━━ INPUT MATERIAL ━━
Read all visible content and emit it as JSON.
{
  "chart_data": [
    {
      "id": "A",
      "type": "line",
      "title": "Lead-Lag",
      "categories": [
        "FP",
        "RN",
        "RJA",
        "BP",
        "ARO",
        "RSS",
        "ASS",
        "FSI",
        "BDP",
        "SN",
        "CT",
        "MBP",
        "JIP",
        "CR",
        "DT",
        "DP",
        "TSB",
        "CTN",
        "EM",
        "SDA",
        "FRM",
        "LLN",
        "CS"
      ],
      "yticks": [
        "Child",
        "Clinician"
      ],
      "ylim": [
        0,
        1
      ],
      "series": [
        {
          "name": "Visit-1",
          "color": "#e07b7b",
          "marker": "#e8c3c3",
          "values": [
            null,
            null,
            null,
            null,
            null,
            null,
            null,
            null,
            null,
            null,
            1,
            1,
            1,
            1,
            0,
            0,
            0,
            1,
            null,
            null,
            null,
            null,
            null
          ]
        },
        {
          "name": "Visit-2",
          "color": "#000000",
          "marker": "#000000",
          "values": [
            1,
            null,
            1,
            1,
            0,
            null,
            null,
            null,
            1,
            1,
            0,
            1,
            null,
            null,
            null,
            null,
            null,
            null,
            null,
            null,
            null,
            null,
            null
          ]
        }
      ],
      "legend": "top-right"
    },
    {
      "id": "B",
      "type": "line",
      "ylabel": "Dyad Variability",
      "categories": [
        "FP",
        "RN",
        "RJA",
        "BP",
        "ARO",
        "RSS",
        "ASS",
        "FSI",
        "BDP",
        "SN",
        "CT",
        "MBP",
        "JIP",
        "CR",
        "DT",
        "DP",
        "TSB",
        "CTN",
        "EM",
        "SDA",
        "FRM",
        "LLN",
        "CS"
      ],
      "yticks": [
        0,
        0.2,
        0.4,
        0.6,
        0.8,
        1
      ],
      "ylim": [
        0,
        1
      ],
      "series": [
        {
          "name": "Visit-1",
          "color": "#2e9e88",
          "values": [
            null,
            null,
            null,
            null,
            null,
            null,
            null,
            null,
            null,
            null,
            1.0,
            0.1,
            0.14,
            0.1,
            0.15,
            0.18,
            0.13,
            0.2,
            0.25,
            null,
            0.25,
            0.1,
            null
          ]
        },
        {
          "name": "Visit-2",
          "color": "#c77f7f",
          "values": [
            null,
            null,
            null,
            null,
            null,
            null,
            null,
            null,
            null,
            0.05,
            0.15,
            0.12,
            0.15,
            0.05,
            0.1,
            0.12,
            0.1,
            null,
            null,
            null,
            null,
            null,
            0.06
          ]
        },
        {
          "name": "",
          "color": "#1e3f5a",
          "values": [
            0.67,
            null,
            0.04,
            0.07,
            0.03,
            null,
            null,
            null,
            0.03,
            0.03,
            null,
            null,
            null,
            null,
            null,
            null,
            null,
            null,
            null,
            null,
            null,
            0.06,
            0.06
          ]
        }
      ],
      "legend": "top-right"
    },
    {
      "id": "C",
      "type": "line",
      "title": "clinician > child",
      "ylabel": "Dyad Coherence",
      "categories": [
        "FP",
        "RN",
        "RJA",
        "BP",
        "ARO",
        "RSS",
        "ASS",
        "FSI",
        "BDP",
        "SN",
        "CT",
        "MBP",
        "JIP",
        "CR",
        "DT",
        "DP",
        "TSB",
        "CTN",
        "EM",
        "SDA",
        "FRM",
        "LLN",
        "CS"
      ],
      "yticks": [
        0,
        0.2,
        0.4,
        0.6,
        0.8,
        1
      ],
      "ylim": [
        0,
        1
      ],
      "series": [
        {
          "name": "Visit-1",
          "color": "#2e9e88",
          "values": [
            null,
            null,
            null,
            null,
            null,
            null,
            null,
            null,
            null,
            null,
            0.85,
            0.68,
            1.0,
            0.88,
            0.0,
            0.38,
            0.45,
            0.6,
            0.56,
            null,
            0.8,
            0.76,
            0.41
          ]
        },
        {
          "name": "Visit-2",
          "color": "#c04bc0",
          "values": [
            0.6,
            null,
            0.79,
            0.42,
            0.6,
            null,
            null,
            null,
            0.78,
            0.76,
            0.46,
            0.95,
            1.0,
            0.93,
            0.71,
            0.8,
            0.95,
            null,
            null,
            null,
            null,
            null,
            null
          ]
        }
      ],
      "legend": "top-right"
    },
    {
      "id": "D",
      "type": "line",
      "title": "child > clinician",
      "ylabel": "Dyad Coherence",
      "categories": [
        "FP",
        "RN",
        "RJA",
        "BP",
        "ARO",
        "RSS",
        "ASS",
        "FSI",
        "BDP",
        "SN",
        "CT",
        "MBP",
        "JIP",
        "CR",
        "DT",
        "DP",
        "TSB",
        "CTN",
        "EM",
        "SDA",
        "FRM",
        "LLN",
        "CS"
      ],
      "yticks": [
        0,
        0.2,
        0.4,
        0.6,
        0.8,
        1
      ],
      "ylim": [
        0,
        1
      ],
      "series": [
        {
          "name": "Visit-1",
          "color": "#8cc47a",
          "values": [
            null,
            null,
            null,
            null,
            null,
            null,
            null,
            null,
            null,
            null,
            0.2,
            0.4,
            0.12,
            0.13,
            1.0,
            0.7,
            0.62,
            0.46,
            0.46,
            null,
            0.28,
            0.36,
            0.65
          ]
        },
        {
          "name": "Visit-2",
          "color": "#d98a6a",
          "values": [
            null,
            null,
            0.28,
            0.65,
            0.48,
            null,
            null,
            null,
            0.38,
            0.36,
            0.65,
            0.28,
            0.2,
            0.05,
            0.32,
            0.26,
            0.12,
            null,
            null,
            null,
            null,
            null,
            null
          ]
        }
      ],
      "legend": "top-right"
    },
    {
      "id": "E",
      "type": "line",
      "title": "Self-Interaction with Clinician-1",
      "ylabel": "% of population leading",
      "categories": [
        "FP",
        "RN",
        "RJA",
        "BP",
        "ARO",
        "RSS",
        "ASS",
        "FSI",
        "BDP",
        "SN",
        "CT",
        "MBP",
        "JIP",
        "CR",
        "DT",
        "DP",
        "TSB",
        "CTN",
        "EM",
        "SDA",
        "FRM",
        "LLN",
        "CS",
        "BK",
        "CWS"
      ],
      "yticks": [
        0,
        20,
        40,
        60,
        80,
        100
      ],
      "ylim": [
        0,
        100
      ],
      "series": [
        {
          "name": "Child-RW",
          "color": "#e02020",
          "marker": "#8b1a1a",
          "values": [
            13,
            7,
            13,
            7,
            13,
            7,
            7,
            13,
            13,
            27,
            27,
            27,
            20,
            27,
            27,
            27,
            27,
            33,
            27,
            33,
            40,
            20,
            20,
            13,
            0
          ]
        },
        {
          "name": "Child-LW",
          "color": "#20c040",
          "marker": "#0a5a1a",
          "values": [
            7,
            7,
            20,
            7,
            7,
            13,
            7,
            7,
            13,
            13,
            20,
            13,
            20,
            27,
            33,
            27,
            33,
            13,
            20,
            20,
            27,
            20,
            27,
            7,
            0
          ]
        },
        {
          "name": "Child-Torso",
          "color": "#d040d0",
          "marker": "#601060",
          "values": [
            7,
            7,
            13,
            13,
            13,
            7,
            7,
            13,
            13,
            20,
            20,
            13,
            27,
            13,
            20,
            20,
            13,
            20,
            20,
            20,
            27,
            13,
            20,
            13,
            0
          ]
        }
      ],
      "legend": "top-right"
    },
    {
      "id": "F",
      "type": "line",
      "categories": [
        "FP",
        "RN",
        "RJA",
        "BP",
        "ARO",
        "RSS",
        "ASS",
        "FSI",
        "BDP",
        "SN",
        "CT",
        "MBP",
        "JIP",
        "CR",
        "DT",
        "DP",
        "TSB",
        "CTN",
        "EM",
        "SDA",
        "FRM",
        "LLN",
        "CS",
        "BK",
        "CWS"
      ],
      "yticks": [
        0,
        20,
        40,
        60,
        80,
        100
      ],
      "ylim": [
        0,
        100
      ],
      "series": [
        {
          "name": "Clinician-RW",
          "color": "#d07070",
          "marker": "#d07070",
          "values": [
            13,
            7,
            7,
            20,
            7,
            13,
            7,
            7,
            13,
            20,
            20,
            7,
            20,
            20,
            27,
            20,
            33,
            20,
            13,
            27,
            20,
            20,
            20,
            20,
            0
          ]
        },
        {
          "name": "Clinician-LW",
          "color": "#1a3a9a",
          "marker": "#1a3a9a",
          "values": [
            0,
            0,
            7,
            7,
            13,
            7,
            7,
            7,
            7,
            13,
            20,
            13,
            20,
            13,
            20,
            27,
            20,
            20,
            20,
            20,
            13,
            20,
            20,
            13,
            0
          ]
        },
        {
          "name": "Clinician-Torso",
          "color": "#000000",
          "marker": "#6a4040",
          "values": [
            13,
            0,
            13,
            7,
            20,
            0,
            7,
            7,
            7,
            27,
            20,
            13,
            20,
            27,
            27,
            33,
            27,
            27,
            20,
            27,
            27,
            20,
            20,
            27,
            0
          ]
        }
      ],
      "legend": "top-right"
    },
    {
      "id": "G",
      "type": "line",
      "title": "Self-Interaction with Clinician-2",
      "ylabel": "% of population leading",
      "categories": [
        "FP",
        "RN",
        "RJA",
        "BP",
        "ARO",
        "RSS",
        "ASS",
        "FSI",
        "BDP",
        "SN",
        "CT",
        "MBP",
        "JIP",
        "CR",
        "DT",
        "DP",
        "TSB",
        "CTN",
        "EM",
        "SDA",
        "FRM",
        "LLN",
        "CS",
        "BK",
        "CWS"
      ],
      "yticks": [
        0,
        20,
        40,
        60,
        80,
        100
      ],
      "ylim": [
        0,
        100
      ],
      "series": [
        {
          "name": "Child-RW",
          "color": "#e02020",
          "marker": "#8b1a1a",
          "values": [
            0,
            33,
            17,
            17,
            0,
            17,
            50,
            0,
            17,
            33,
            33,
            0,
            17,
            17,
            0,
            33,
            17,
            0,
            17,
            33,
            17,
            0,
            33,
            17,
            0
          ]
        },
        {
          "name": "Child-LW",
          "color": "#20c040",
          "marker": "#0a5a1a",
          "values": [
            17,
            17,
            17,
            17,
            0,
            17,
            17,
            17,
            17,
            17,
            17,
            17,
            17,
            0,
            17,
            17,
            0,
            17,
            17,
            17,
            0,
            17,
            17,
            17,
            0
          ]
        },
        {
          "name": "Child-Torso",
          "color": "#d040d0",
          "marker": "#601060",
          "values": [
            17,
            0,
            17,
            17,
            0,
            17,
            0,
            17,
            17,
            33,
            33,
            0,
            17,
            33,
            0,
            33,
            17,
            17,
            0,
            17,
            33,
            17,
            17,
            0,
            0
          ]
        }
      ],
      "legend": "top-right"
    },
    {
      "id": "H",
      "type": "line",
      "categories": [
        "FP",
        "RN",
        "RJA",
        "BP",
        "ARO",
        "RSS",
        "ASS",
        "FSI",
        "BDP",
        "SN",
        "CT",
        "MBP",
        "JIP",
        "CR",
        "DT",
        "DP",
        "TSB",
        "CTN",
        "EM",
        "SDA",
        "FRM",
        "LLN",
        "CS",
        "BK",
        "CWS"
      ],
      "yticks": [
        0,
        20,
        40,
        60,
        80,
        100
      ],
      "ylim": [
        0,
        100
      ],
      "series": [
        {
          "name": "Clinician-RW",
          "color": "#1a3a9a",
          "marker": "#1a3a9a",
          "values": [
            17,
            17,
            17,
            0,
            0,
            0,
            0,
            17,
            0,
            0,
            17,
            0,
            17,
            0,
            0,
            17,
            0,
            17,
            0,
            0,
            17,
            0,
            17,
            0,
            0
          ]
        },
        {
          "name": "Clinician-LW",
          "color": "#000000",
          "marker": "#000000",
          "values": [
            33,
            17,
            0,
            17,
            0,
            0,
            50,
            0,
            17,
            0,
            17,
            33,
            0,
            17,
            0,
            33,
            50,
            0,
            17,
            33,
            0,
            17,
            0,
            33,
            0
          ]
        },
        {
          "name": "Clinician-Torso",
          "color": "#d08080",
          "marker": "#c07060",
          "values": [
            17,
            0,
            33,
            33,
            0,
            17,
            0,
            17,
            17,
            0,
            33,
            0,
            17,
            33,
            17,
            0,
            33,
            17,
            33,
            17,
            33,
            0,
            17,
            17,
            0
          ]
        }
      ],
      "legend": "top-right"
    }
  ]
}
━━━
Above are the entries; count how many of their lines contain the word "Self" and give only that number.

2